### Given problem
Repeat the whole of the data, keeping every detail the same.

### Data rows

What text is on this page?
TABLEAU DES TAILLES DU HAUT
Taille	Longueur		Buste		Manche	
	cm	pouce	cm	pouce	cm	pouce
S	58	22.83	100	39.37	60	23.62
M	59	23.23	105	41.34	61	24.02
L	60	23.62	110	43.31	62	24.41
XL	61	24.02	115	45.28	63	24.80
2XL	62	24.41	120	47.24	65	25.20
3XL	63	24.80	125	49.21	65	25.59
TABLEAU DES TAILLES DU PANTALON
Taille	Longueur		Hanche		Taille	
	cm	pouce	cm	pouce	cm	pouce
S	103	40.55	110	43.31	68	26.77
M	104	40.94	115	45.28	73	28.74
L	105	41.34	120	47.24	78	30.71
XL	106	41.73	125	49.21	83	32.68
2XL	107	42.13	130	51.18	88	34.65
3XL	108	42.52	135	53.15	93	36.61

### Correct result
What text is on this page?
TABLEAU DES TAILLES DU HAUT
Taille	Longueur		Buste		Manche	
	cm	pouce	cm	pouce	cm	pouce
S	58	22.83	100	39.37	60	23.62
M	59	23.23	105	41.34	61	24.02
L	60	23.62	110	43.31	62	24.41
XL	61	24.02	115	45.28	63	24.80
2XL	62	24.41	120	47.24	65	25.20
3XL	63	24.80	125	49.21	65	25.59
TABLEAU DES TAILLES DU PANTALON
Taille	Longueur		Hanche		Taille	
	cm	pouce	cm	pouce	cm	pouce
S	103	40.55	110	43.31	68	26.77
M	104	40.94	115	45.28	73	28.74
L	105	41.34	120	47.24	78	30.71
XL	106	41.73	125	49.21	83	32.68
2XL	107	42.13	130	51.18	88	34.65
3XL	108	42.52	135	53.15	93	36.61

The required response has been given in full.